== Task details ==
Examine the records and identify each line that includes the string "lapsen". Copy those lines.

== Excerpted data ==
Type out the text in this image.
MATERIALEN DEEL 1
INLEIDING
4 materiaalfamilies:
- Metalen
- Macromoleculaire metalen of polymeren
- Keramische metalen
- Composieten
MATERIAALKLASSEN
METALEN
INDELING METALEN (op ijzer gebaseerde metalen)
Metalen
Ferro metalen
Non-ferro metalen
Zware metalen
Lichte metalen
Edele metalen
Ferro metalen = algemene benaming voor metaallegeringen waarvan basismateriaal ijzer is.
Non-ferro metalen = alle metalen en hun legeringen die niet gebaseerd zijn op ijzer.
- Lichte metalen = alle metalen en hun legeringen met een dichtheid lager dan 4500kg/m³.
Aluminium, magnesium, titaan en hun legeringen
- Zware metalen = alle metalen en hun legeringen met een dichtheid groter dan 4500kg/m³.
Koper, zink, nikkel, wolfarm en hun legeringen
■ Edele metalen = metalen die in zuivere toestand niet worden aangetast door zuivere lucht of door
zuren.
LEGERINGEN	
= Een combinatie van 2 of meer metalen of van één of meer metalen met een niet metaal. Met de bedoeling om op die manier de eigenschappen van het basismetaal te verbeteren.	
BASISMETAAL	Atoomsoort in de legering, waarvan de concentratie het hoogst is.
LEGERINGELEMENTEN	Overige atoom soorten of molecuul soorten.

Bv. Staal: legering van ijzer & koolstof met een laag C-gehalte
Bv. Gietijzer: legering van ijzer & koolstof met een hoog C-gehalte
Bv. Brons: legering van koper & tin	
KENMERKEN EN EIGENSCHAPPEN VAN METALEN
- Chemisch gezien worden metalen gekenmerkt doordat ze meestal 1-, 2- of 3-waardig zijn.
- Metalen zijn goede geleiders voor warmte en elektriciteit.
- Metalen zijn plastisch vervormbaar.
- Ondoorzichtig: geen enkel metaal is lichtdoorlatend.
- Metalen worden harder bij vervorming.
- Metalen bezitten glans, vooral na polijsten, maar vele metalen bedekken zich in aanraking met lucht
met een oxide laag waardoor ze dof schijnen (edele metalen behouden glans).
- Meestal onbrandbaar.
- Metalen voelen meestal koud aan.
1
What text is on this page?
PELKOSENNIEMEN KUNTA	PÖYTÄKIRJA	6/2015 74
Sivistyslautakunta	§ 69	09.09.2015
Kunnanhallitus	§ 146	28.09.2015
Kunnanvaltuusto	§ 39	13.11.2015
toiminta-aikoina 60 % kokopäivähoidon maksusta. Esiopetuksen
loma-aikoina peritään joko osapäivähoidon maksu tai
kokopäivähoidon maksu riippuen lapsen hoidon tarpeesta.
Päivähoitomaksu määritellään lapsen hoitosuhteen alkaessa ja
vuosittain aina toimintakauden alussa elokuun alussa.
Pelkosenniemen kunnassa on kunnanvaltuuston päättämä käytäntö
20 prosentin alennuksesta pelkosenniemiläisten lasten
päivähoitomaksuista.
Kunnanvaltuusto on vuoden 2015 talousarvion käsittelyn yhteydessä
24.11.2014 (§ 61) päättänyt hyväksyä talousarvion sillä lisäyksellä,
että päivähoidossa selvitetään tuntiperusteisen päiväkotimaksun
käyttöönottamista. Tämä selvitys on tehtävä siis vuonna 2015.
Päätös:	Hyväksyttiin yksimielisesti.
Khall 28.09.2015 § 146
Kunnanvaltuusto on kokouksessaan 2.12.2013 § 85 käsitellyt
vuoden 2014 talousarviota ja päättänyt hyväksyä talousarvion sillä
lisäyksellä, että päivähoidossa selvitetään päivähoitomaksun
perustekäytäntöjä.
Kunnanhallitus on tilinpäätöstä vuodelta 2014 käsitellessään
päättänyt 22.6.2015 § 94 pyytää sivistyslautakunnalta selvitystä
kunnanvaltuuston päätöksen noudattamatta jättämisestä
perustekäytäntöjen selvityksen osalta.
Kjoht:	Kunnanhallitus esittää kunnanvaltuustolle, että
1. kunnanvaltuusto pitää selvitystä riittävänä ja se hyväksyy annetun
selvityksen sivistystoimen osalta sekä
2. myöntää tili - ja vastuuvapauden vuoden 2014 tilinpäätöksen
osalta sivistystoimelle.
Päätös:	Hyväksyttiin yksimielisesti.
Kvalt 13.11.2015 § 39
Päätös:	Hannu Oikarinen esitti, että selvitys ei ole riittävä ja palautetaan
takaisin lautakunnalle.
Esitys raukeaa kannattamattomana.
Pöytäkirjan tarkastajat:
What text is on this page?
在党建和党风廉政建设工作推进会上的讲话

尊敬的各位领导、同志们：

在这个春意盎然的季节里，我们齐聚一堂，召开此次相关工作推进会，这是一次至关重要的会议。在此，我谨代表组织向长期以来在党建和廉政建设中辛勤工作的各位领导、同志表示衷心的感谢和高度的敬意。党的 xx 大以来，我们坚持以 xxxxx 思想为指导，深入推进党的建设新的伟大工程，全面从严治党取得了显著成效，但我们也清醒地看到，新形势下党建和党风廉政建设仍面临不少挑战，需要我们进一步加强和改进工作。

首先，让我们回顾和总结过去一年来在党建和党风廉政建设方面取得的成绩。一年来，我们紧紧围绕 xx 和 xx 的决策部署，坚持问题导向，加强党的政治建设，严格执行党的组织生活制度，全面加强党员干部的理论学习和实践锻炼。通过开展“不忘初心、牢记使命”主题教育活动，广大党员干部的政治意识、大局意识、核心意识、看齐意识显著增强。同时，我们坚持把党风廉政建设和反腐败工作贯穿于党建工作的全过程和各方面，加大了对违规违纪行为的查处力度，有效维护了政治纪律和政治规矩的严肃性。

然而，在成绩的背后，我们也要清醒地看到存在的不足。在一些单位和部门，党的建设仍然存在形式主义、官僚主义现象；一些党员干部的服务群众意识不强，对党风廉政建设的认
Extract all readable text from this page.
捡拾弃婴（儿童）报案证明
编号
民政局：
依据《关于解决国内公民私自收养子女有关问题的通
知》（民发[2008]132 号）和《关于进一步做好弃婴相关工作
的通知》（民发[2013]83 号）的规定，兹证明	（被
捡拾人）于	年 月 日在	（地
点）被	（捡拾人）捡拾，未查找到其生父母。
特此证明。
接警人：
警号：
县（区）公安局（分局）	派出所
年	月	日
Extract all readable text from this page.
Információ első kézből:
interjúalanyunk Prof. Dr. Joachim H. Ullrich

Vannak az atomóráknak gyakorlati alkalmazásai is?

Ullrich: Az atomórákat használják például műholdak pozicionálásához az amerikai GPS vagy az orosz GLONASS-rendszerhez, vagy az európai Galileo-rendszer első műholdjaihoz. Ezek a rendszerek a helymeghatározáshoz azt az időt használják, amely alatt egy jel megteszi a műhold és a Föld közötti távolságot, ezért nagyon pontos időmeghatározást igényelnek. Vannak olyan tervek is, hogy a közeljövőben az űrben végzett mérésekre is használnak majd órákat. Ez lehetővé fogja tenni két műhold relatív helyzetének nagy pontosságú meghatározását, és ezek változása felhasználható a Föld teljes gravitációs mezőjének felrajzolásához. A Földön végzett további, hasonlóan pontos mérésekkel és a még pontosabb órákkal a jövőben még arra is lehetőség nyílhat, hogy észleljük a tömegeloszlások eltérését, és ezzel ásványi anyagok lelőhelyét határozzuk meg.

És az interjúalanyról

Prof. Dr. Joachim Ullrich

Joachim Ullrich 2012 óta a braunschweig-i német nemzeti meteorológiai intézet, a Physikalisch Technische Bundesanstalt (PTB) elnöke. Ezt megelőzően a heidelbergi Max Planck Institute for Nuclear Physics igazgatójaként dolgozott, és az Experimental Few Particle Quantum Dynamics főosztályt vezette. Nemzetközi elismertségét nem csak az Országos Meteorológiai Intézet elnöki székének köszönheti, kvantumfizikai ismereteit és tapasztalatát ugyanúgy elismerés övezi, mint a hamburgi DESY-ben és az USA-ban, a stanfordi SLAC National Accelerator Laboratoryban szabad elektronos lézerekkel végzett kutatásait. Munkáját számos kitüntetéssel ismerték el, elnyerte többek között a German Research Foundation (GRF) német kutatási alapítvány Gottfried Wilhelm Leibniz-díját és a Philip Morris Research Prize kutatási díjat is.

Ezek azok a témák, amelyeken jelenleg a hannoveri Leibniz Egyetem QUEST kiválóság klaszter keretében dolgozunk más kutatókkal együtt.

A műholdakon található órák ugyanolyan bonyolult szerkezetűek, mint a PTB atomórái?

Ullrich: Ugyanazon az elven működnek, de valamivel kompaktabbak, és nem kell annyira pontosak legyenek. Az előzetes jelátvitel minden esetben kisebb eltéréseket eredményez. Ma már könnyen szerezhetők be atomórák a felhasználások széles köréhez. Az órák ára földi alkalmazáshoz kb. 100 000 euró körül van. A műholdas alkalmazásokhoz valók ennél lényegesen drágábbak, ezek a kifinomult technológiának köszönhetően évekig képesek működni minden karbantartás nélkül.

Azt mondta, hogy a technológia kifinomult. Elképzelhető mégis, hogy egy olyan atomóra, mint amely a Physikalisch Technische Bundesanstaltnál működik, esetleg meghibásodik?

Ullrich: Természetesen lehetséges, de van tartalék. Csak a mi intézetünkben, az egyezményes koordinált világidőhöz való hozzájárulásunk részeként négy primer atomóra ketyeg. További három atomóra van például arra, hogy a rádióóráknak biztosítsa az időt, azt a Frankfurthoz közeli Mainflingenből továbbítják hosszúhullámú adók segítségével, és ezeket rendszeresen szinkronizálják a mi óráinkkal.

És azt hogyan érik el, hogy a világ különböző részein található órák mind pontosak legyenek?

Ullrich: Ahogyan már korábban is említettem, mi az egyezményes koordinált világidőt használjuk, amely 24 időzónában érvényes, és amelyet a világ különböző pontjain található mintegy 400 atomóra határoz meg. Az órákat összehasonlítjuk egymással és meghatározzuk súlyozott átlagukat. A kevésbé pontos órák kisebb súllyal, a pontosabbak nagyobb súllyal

== The solution ==
kokopäivähoidon maksu riippuen lapsen hoidon tarpeesta.
Päivähoitomaksu määritellään lapsen hoitosuhteen alkaessa ja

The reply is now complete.